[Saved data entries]
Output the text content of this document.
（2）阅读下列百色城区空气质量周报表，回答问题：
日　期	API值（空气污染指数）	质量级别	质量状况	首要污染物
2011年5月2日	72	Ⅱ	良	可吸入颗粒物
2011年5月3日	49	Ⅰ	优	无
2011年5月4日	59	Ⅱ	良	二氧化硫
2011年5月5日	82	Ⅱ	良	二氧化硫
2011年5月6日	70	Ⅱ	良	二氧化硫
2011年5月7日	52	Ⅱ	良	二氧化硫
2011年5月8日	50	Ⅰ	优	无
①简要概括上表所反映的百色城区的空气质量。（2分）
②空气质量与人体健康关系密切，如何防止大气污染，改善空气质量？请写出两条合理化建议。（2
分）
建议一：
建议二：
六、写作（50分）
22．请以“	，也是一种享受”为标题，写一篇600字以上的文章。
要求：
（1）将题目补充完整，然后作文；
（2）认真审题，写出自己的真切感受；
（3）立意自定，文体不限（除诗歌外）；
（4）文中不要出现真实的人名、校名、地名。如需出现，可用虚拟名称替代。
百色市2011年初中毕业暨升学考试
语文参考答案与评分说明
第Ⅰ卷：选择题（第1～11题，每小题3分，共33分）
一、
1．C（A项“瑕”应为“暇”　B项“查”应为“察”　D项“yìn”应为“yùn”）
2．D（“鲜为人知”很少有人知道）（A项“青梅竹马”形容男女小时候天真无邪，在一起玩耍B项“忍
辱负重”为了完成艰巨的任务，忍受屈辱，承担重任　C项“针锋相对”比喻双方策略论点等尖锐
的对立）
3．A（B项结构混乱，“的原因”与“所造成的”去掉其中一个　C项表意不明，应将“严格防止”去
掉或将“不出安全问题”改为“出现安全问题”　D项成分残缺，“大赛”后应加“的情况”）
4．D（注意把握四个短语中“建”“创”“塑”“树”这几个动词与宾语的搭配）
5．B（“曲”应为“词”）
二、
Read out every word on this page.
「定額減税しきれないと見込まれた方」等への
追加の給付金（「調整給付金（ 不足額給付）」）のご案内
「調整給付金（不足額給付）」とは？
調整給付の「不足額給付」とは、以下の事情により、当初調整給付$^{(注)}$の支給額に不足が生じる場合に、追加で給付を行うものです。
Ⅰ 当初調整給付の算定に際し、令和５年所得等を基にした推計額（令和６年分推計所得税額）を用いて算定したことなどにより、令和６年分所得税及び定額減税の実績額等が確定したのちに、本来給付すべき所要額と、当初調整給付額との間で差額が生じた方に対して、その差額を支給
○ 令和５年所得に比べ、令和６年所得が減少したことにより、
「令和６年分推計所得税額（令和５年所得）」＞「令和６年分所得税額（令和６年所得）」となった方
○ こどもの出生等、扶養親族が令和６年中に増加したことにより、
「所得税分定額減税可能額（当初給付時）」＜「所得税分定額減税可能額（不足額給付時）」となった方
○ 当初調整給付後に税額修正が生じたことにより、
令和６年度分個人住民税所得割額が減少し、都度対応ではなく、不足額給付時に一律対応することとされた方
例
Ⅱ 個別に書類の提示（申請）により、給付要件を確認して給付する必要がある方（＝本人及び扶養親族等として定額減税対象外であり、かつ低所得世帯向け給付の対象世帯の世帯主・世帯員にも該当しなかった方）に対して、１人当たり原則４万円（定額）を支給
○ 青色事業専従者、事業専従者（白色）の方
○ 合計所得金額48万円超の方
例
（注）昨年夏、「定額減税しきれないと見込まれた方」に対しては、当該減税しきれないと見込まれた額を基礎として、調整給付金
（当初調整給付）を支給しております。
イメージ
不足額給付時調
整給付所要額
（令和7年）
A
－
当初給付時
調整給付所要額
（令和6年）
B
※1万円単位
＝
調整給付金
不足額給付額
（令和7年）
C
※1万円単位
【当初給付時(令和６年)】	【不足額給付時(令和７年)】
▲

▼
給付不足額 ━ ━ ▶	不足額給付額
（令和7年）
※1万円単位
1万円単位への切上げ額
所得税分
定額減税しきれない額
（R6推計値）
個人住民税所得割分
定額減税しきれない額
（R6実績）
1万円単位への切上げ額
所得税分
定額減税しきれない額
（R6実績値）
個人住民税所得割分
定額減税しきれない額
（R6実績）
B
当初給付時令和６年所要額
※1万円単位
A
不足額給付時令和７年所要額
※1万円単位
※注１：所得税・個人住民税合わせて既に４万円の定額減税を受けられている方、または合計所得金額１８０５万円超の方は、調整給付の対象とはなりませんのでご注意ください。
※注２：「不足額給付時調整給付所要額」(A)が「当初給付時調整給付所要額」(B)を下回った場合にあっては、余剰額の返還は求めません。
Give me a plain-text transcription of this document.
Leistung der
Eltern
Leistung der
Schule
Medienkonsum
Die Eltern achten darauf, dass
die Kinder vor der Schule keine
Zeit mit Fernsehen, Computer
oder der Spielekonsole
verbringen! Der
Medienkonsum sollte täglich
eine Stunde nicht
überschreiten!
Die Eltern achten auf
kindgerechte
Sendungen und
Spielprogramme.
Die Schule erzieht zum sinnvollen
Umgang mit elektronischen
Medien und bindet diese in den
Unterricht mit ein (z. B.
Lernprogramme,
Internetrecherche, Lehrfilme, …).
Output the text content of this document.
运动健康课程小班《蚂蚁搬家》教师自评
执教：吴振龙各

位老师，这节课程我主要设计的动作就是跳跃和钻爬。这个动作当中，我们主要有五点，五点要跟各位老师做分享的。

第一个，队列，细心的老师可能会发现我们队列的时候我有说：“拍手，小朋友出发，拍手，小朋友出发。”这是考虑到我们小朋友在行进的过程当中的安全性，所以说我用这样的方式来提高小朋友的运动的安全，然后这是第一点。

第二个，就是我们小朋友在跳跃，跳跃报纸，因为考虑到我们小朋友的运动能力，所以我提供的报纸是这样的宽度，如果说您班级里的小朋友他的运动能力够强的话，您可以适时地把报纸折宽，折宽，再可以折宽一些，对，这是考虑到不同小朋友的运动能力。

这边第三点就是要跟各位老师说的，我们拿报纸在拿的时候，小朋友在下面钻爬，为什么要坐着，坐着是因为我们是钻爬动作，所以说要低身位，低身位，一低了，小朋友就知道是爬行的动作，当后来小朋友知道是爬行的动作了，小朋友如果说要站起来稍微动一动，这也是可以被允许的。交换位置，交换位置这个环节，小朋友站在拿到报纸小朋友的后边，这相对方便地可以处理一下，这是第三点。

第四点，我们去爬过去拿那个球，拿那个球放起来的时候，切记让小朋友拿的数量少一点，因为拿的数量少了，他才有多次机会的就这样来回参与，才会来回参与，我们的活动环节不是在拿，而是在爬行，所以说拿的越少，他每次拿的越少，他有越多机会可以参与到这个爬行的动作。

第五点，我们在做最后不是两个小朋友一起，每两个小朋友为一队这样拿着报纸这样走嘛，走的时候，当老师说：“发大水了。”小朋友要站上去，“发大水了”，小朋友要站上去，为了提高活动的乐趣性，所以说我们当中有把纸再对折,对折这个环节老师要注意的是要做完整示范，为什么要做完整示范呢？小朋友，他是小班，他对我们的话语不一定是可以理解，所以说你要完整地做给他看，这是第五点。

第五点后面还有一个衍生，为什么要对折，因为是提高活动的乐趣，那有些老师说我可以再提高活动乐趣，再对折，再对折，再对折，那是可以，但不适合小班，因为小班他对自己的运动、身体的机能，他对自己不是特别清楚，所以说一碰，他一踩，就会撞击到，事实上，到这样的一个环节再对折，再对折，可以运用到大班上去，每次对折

Written instruction
Your answer should be only a number: how many lines of the data above contain the string "Eltern"?

Written answer
3